» **Required work**
Gather all lines in the entries below that include the word "title".

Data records
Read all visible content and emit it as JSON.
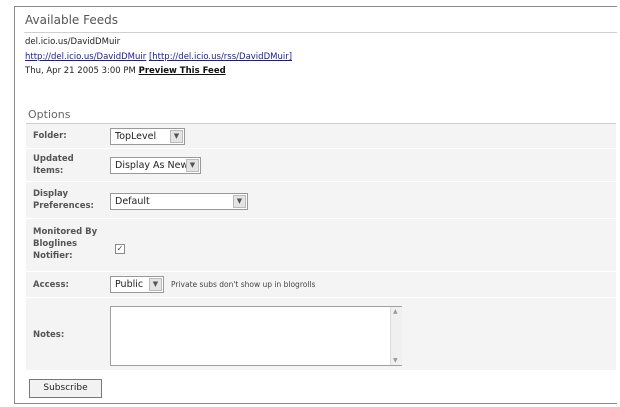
{
  "section": {
    "title": "Available Feeds"
  },
  "feed": {
    "name": "del.icio.us/DavidDMuir",
    "site_url": "http://del.icio.us/DavidDMuir",
    "feed_url": "[http://del.icio.us/rss/DavidDMuir]",
    "date": "Thu, Apr 21 2005 3:00 PM",
    "preview_label": "Preview This Feed"
  },
  "options": {
    "title": "Options",
    "folder": {
      "label": "Folder:",
      "value": "TopLevel"
    },
    "updated_items": {
      "label_line1": "Updated",
      "label_line2": "Items:",
      "value": "Display As New"
    },
    "display_preferences": {
      "label_line1": "Display",
      "label_line2": "Preferences:",
      "value": "Default"
    },
    "monitored": {
      "label_line1": "Monitored By",
      "label_line2": "Bloglines",
      "label_line3": "Notifier:",
      "checked": true,
      "check_glyph": "✓"
    },
    "access": {
      "label": "Access:",
      "value": "Public",
      "note": "Private subs don't show up in blogrolls"
    },
    "notes": {
      "label": "Notes:",
      "value": ""
    }
  },
  "subscribe_label": "Subscribe",
  "icons": {
    "dropdown": "chevron-down-icon",
    "scroll_up": "arrow-up-icon",
    "scroll_down": "arrow-down-icon"
  }
}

» **Full answer**
    "title": "Available Feeds"
    "title": "Options",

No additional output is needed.